— Task requirements —
Extract every line where the string "Organization" appears.

— Data for this task —

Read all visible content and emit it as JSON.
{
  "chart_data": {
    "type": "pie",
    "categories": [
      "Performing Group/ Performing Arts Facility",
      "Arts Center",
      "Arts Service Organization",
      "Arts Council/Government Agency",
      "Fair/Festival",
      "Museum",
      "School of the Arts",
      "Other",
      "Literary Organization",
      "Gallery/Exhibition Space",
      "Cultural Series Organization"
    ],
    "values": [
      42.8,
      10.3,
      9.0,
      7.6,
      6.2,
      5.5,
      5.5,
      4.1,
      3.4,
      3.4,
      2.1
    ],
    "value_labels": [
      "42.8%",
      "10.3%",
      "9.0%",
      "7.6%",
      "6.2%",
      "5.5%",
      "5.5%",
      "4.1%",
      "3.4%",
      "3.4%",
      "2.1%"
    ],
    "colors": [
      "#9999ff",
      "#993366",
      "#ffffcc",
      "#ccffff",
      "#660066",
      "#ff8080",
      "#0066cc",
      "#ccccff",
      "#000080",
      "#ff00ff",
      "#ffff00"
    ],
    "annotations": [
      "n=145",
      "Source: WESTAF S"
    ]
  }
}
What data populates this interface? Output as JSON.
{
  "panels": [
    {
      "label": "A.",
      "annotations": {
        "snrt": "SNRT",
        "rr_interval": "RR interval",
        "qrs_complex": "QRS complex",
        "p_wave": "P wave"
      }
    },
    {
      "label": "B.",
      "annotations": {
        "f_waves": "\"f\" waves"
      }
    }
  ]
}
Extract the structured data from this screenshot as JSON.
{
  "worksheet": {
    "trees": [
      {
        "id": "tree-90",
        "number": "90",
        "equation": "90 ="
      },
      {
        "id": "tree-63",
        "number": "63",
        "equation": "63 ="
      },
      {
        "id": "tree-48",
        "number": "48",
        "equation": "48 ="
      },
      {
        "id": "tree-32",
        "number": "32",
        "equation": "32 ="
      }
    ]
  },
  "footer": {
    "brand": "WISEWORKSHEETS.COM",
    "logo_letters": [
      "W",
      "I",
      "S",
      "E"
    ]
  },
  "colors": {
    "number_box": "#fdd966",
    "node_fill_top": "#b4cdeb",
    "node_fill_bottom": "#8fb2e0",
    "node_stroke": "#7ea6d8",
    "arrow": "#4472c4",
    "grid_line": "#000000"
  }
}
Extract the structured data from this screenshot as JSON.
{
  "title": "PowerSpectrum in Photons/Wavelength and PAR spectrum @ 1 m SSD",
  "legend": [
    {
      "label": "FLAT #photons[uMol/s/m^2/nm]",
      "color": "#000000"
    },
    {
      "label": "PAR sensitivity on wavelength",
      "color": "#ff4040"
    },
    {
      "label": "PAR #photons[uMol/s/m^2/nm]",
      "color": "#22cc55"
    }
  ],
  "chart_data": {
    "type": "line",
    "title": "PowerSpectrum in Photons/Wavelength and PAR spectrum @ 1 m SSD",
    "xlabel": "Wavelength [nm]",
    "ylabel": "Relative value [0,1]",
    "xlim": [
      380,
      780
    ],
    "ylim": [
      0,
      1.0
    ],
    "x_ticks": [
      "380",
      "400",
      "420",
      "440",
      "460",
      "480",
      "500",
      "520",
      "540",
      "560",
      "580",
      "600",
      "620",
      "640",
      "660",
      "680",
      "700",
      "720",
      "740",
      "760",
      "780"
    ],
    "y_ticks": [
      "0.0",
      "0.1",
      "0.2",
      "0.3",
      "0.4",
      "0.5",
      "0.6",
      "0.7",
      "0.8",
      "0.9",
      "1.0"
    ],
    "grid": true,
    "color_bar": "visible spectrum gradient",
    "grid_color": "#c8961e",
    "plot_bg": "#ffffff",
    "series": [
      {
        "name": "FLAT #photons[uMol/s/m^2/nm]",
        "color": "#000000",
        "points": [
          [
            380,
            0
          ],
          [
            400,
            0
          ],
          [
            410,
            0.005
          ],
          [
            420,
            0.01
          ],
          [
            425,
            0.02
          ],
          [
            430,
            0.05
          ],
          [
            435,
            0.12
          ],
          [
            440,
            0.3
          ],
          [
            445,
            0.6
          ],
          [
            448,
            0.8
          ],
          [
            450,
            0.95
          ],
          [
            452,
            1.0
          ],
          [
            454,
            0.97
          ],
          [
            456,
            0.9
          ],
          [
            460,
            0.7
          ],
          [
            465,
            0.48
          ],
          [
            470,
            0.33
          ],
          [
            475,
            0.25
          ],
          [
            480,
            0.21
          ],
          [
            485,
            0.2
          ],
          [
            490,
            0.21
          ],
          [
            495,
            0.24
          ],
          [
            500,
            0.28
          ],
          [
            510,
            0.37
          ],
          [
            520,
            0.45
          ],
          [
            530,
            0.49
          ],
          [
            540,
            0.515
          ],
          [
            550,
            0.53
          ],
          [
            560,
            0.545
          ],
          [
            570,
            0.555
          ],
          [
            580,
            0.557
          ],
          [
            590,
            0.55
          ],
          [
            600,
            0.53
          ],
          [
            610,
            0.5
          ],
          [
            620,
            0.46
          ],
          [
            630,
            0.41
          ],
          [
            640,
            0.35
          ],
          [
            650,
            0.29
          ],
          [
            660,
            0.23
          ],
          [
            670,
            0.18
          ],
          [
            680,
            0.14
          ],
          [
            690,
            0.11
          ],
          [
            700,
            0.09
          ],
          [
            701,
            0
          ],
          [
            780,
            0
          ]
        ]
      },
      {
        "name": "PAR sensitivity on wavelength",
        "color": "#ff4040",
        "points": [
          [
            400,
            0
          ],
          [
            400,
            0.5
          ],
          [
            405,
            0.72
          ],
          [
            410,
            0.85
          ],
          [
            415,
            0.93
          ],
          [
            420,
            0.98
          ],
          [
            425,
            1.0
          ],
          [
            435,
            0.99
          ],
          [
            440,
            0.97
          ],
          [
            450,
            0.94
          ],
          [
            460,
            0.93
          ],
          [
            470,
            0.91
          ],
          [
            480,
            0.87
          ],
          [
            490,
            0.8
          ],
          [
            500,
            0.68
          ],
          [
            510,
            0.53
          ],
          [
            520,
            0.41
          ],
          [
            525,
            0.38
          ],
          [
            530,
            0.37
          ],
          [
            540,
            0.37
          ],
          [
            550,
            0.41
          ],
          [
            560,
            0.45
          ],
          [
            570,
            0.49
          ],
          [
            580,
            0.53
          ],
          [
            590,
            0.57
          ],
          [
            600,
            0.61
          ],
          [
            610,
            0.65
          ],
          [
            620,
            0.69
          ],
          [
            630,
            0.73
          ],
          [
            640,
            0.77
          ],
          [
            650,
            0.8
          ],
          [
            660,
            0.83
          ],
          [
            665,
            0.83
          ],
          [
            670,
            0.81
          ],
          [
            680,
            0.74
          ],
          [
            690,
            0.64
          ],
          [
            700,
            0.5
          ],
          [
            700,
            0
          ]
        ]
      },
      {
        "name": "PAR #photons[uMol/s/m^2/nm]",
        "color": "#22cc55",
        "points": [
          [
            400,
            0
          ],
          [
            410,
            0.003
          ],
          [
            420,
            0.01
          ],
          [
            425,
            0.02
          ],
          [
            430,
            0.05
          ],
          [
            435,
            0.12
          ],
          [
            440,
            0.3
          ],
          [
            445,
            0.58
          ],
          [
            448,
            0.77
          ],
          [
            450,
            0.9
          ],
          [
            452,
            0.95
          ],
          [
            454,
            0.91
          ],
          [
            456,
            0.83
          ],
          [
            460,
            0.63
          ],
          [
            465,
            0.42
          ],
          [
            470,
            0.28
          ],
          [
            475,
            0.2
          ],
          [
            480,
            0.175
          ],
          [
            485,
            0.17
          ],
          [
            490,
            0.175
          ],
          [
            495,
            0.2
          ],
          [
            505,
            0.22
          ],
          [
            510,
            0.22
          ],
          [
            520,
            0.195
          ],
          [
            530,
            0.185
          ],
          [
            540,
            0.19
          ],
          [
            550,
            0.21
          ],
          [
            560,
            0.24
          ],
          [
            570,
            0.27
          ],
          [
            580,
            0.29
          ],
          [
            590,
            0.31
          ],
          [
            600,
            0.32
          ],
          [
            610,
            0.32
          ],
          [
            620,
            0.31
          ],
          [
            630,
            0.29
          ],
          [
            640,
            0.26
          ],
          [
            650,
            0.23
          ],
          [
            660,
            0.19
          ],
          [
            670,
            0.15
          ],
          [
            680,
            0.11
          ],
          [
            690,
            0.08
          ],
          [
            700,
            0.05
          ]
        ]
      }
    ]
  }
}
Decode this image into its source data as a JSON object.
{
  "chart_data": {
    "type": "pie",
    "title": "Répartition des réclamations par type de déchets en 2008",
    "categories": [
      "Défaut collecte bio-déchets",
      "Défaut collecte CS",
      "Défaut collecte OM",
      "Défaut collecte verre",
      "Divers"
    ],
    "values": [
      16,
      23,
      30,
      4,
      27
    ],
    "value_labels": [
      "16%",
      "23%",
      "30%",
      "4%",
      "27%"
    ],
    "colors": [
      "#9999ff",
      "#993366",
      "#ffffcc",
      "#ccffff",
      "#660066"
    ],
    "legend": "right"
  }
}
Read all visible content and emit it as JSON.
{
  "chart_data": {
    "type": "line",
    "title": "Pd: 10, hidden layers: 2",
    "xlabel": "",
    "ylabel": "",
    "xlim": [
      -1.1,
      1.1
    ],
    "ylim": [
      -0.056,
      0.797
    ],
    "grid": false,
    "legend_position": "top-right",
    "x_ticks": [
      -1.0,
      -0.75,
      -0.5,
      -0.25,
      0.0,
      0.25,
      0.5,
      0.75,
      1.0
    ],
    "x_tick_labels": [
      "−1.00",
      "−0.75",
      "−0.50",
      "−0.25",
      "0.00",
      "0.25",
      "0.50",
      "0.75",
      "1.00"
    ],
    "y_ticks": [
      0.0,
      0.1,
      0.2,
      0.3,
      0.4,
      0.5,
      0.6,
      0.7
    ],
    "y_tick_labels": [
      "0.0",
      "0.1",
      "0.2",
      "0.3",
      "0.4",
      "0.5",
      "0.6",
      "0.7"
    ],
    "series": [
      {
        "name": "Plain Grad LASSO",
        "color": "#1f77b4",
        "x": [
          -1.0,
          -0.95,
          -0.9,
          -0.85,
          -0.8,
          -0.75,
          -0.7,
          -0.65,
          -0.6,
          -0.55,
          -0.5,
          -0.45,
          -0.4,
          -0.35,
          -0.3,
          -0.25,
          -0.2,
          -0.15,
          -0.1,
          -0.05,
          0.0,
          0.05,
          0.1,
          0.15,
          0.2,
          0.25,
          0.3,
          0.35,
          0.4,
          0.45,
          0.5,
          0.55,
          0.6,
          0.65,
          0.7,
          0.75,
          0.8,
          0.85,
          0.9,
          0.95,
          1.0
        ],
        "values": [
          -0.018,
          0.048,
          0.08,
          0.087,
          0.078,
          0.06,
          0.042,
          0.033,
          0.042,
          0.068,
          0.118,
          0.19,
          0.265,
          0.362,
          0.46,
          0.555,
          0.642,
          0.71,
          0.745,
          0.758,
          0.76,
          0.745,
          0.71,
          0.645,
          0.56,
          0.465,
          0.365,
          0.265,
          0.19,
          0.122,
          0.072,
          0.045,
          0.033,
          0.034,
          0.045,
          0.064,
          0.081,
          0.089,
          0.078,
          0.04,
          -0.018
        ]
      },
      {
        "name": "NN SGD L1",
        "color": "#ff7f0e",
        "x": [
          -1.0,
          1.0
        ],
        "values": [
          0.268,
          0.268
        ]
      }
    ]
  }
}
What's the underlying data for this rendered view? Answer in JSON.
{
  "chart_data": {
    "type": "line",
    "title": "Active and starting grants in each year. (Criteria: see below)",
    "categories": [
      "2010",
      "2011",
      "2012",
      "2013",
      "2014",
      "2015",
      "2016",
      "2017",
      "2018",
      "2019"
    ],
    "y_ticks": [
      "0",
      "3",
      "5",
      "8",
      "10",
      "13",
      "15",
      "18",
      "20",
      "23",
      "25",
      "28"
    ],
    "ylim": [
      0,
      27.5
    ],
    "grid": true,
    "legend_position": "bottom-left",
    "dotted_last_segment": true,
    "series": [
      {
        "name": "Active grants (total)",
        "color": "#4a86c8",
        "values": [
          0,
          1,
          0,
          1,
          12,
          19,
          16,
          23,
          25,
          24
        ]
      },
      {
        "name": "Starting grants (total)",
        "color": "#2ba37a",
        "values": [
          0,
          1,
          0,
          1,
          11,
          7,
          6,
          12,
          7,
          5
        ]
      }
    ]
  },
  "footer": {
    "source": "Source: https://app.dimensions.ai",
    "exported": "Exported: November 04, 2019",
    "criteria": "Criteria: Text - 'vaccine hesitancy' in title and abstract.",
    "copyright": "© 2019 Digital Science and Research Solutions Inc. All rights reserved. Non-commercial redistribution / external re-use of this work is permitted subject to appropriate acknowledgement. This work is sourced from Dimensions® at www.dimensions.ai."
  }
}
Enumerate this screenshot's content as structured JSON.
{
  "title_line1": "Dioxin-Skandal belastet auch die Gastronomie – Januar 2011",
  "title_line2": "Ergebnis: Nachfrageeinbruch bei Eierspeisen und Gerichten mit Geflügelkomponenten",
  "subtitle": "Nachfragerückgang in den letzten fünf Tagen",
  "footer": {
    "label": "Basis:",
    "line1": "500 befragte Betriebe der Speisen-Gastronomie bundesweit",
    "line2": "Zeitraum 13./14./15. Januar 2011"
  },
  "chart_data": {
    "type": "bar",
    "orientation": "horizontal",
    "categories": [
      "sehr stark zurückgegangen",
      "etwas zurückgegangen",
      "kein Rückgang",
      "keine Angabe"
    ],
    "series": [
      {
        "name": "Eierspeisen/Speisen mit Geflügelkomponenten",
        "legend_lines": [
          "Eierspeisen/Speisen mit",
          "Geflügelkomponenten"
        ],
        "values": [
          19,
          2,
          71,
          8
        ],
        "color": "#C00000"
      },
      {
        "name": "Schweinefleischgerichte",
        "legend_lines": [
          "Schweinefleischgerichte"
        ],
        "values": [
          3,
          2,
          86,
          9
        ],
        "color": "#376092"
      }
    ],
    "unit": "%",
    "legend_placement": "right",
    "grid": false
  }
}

— Reply to the exercise —
      "Arts Service Organization",
      "Literary Organization",
      "Cultural Series Organization"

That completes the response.